TEXT EXCERPT START

Upon the closing of the Appalachia Divestiture and as more fully described in the Company’s proxy statement related to the Appalachia Divestiture, $6.7 million of the purchase price was held in escrow, a portion of which will be released to the Company on the 18-month anniversary of the closing of the Appalachia Divestiture following satisfaction of certain indemnification obligations and the remainder of which will be released to the Company over the 36-month period following the closing of the Appalachia Divestiture if certain release requirements have been met. However, a portion or all of the escrow amount could be distributed to the purchaser in satisfaction of indemnification obligations owed by the Company or if the release requirements are not met.
Further, ongoing general and corporate operations will be funded by management fees paid to the Company by Carbon California of approximately $1.2 million annually as well as any proceeds received from the contingent payment associated with the Appalachia Divestiture. The contingent payment of up to $15.0 million in the aggregate will be calculated and paid yearly by January 5 of each of 2021, 2022 and 2023 based on the contingent payment calculation for calendar years 2020, 2021 and 2022. Also, Carbon and DGOC entered into a transition services agreement to provide, on an interim basis, certain services associated with the divested assets. The services under the transition services agreement commenced on May 26, 2020 and are expected to terminate in November 2020.

TEXT EXCERPT END
INFORMATION START

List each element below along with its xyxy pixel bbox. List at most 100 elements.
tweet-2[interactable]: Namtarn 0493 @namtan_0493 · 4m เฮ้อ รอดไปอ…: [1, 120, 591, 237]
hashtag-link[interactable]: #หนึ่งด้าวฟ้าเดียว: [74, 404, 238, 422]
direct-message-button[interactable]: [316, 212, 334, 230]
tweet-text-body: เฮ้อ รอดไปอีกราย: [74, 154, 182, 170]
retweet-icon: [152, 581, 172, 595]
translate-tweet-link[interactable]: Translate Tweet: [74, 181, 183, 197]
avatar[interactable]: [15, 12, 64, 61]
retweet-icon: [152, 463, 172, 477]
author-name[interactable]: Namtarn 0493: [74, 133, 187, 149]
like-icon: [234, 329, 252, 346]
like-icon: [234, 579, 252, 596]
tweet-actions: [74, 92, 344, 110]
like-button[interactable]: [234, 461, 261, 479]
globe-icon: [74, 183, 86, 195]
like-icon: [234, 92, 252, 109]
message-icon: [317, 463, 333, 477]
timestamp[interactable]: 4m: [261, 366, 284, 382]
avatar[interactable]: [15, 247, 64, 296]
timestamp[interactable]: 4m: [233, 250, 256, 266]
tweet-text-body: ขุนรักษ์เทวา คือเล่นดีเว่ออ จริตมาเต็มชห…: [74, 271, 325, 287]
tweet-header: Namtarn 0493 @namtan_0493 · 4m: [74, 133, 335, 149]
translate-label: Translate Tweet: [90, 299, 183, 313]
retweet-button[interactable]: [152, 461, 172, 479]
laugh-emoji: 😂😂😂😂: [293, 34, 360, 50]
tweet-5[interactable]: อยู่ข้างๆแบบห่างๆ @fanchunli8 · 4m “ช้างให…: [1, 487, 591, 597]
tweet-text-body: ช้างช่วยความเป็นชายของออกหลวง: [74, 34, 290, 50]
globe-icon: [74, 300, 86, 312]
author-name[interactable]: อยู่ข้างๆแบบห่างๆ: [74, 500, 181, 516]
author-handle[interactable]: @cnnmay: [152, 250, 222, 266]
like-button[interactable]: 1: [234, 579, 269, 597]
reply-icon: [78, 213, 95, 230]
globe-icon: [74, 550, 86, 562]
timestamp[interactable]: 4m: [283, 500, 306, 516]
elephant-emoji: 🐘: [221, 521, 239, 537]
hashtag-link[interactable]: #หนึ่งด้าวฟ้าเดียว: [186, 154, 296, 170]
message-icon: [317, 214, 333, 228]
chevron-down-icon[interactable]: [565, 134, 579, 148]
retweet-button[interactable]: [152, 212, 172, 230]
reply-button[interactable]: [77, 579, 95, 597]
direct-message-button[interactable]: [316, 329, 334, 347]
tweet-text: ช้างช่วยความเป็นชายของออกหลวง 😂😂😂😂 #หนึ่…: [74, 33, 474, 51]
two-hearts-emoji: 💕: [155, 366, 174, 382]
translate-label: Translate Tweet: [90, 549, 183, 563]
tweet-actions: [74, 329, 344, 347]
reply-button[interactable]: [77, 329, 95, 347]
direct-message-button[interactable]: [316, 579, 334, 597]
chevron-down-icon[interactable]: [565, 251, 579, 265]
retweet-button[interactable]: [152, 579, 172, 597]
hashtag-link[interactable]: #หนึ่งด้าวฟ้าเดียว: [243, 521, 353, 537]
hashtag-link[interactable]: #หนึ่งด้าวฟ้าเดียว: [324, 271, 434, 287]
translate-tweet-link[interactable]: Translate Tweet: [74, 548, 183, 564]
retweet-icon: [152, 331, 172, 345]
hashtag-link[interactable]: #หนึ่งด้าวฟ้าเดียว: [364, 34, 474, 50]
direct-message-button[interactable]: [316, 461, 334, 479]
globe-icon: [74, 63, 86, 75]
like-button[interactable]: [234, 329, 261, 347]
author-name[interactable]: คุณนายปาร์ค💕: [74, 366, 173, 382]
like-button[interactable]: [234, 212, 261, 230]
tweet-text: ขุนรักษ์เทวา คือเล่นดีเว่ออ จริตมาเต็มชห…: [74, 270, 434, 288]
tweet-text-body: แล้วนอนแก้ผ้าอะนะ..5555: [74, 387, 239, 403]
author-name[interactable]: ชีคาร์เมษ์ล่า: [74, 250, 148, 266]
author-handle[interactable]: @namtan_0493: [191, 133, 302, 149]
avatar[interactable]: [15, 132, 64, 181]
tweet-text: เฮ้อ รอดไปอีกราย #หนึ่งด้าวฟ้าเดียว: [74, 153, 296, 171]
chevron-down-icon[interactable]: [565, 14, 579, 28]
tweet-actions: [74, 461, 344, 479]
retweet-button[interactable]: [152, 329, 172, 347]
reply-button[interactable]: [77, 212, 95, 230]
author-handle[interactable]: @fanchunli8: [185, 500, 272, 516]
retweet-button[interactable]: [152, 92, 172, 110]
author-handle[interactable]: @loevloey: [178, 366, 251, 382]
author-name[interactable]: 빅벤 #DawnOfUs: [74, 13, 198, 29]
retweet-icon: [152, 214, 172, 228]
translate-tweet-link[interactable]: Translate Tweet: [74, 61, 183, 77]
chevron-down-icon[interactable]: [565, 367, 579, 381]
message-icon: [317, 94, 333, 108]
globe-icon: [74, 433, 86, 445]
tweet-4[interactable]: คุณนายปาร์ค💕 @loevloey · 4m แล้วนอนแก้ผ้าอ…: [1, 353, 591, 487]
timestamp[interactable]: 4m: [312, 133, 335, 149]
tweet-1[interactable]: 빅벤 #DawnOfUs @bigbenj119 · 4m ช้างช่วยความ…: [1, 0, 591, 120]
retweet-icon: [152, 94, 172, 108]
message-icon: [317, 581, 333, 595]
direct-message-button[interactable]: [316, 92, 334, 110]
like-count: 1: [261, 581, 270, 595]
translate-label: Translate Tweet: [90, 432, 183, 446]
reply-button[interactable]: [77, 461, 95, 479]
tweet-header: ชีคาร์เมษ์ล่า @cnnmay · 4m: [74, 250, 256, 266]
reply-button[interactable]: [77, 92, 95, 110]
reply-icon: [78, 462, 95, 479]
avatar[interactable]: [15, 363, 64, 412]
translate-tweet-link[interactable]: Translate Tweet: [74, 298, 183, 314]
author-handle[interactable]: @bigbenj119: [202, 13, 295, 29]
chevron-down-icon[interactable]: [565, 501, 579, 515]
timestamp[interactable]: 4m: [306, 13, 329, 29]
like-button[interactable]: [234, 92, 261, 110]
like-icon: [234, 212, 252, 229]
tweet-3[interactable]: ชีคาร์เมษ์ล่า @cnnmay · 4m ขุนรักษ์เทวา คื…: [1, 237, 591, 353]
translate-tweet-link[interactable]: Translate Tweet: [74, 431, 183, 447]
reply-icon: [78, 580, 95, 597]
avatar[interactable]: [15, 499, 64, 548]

INFORMATION END

§ ASSIGNMENT
Copy word for word everything in the text on the Appalachia Divestiture from "Upon the closing" down to "are not met.". The entries stand apart from the text and are not connected to it.

§ WRITTEN ANSWER
Upon the closing of the Appalachia Divestiture and as more fully described in the Company’s proxy statement related to the Appalachia Divestiture, $6.7 million of the purchase price was held in escrow, a portion of which will be released to the Company on the 18-month anniversary of the closing of the Appalachia Divestiture following satisfaction of certain indemnification obligations and the remainder of which will be released to the Company over the 36-month period following the closing of the Appalachia Divestiture if certain release requirements have been met. However, a portion or all of the escrow amount could be distributed to the purchaser in satisfaction of indemnification obligations owed by the Company or if the release requirements are not met.